→ DIRECTIONS: Search the material below for the word "caption" and copy every line in which it occurs.

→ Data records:
┄┄┄┄┄┄┄┄┄┄
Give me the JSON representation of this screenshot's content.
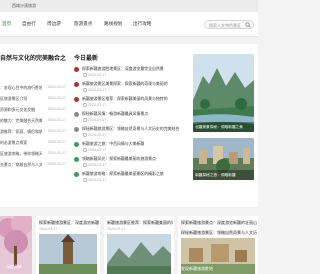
{
  "site": {
    "name": "西域沙漠旅游",
    "colors": {
      "accent": "#2a8f4e",
      "nav_bg": "#ffffff",
      "page_bg": "#f3f3f3"
    }
  },
  "nav": {
    "items": [
      {
        "label": "首页",
        "active": true
      },
      {
        "label": "自由行"
      },
      {
        "label": "周边游"
      },
      {
        "label": "旅游景点"
      },
      {
        "label": "路线规划"
      },
      {
        "label": "出行攻略"
      }
    ],
    "search_placeholder": "搜索人文特色景区",
    "search_icon": "search-icon"
  },
  "left": {
    "title": "自然与文化的完美融合之旅",
    "items": [
      {
        "title": "：发现心目中的旅行胜地",
        "date": "2024-03-17"
      },
      {
        "title": "区旅游景区介绍",
        "date": "2024-03-17"
      },
      {
        "title": "资源和多元文化交融",
        "date": "2024-03-17"
      },
      {
        "title": "的魅力：完美融合天然美景",
        "date": "2024-03-17"
      },
      {
        "title": "游推荐：家庭、情侣和朋友",
        "date": "2024-03-17"
      },
      {
        "title": "的必游景点探索",
        "date": "2024-03-17"
      },
      {
        "title": "区旅游攻略，带你领略天然",
        "date": "2024-03-17"
      },
      {
        "title": "光景点：穿越自然与人文",
        "date": "2024-03-17"
      }
    ]
  },
  "middle": {
    "title": "今日最新",
    "items": [
      {
        "title": "探索新疆旅游胜地景区：深度游览最完全自然景",
        "date": "2024-03-17",
        "dot": "red"
      },
      {
        "title": "新疆旅游景区美景探索：探索新疆的奇观与美丽的",
        "date": "2024-03-17",
        "dot": "red"
      },
      {
        "title": "新疆旅游景区推荐：探索新疆美丽的风景与独特的",
        "date": "2024-03-17",
        "dot": "red"
      },
      {
        "title": "探秘新疆风情：畅游新疆最具风情景点",
        "date": "2024-03-17",
        "dot": "gray"
      },
      {
        "title": "探秘新疆旅游景区：领略自然奇景与人文历史的完美结合",
        "date": "2024-03-17",
        "dot": "gray"
      },
      {
        "title": "新疆旅游之旅：中西风情与大美新疆",
        "date": "2024-03-17",
        "dot": "green"
      },
      {
        "title": "领略新疆风光：探索新疆最美丽的旅游景点",
        "date": "2024-03-17",
        "dot": "green"
      },
      {
        "title": "新疆旅游攻略：探索新疆最美丽景区的精彩之旅",
        "date": "2024-03-17",
        "dot": "green"
      }
    ]
  },
  "right": {
    "images": [
      {
        "caption": "北疆美景探秘：领略新疆之美"
      },
      {
        "caption": "南疆探秘之旅：领略新疆"
      }
    ]
  },
  "cards": [
    {
      "title": "：深度游新"
    },
    {
      "title": "探索新疆旅游景区：深度游览新疆的山水与人文",
      "date": "2024-03-17"
    },
    {
      "title": "新疆旅游景区推荐：探索新疆美丽的风景与独特的",
      "date": "2024-03-17"
    },
    {
      "title": "探索新疆旅游景点：深度游览新疆的壮丽山水"
    },
    {
      "title": "探秘新疆旅游景区：领略自然奇景与人文历史"
    },
    {
      "title": "发现新疆旅游胜地"
    }
  ]
}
┄┄┄┄┄┄┄┄┄┄
→ FINISHED TASK:
        "caption": "北疆美景探秘：领略新疆之美"
        "caption": "南疆探秘之旅：领略新疆"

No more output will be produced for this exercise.